▸ TASK BRIEF: Where a line in the listing below contains the word "SIZE", copy that line.

Records about charts and figures:
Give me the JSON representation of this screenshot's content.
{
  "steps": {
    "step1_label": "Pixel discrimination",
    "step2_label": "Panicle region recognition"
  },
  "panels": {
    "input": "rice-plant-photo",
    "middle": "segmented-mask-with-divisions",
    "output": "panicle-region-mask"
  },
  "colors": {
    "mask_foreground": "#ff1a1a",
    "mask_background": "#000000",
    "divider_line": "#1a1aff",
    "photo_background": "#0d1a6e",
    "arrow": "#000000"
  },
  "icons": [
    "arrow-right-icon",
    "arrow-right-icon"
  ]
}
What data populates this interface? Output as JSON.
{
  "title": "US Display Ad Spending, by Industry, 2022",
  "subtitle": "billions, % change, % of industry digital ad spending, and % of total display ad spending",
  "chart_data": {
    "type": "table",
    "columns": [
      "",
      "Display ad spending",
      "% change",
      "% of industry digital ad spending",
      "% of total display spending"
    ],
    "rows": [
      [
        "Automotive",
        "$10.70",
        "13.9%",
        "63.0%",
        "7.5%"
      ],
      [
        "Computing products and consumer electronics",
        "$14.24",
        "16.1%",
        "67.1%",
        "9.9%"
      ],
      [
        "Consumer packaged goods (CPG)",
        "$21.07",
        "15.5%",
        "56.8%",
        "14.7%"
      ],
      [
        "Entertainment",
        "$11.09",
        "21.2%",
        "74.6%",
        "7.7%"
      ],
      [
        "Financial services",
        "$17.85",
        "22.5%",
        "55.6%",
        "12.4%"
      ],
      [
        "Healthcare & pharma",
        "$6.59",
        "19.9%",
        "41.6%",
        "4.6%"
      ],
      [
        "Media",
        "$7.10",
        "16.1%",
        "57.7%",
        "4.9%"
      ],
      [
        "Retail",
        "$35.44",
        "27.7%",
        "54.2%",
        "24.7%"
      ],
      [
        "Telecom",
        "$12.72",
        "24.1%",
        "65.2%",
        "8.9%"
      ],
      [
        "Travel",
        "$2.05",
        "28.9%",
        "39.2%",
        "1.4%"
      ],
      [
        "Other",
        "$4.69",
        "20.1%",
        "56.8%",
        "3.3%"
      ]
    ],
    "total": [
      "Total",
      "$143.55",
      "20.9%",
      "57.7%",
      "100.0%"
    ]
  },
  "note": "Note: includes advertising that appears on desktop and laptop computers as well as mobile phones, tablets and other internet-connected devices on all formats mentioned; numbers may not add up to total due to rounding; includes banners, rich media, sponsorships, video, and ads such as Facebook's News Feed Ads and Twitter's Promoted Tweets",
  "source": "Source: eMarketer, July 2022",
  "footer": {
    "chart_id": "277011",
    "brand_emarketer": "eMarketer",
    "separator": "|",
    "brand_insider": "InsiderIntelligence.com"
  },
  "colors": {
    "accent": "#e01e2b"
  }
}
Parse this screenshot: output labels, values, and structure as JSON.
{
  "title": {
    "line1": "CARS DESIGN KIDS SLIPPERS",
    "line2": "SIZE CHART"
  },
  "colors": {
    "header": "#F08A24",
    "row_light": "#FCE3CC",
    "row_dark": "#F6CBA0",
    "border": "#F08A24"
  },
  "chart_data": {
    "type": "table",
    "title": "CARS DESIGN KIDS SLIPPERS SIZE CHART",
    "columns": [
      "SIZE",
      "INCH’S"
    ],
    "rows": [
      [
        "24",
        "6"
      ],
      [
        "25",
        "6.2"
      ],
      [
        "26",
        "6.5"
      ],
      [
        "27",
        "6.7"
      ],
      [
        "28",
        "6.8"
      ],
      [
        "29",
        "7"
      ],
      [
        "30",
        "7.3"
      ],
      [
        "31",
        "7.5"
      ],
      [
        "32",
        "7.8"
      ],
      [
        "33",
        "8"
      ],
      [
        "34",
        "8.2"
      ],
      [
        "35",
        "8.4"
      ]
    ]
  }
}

▸ EXERCISE RESPONSE:
    "line2": "SIZE CHART"
    "title": "CARS DESIGN KIDS SLIPPERS SIZE CHART",
      "SIZE",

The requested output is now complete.